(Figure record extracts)
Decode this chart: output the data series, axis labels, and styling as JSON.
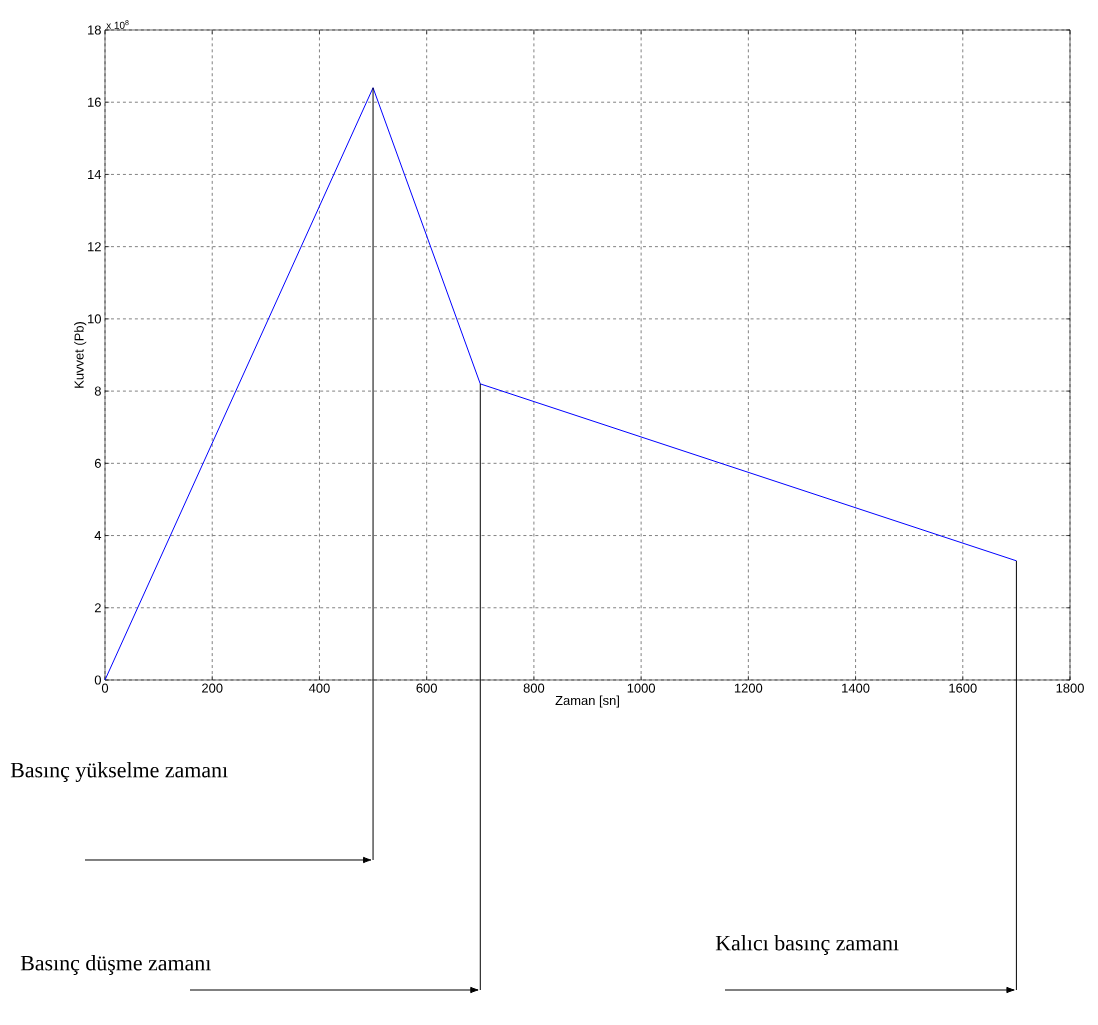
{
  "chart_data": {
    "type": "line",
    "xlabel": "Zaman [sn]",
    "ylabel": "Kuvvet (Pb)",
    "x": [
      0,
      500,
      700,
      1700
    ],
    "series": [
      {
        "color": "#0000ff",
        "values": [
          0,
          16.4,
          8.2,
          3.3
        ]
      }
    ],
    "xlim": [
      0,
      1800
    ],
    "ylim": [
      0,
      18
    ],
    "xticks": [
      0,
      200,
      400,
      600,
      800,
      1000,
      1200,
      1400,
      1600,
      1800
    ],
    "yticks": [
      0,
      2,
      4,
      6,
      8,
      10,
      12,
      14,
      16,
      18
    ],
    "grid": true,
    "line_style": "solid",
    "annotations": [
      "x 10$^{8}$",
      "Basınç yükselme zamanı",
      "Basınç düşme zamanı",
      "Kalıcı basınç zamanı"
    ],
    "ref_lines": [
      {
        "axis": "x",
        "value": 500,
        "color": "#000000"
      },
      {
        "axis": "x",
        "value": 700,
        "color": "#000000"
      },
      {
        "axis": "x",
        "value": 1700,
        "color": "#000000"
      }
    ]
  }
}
==
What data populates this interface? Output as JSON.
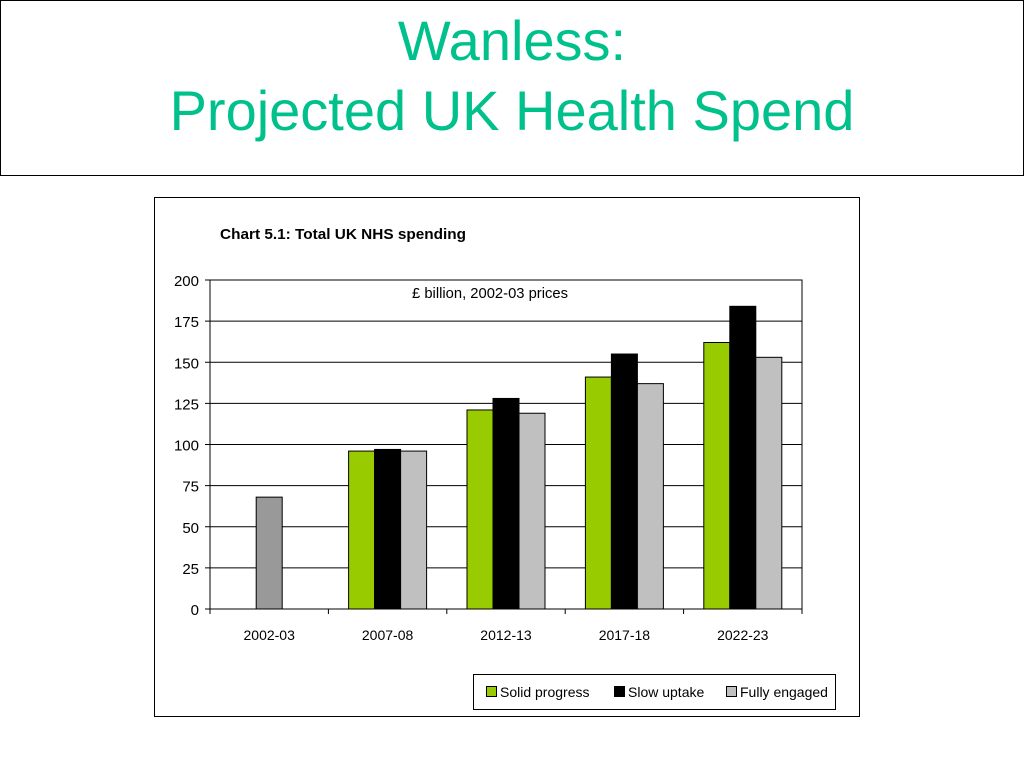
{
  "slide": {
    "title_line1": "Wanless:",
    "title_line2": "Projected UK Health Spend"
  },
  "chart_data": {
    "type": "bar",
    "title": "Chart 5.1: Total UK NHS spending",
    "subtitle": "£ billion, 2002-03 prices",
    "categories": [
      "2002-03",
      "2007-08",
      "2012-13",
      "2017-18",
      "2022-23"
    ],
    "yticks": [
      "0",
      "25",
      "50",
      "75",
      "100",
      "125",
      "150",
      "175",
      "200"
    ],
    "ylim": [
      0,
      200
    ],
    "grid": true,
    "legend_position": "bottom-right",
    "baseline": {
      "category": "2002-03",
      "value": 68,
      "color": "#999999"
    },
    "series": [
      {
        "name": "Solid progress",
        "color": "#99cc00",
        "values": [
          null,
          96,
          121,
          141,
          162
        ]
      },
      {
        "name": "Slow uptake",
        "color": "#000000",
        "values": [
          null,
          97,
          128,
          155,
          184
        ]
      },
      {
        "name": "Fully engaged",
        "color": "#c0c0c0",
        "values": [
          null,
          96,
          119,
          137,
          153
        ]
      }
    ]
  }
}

Aim - Scan the listing above for the word "JSON" and copy every line that holds it.

Exercise result -
Decode this chart: output the data series, axis labels, and styling as JSON.
What data populates this interface? Output as JSON.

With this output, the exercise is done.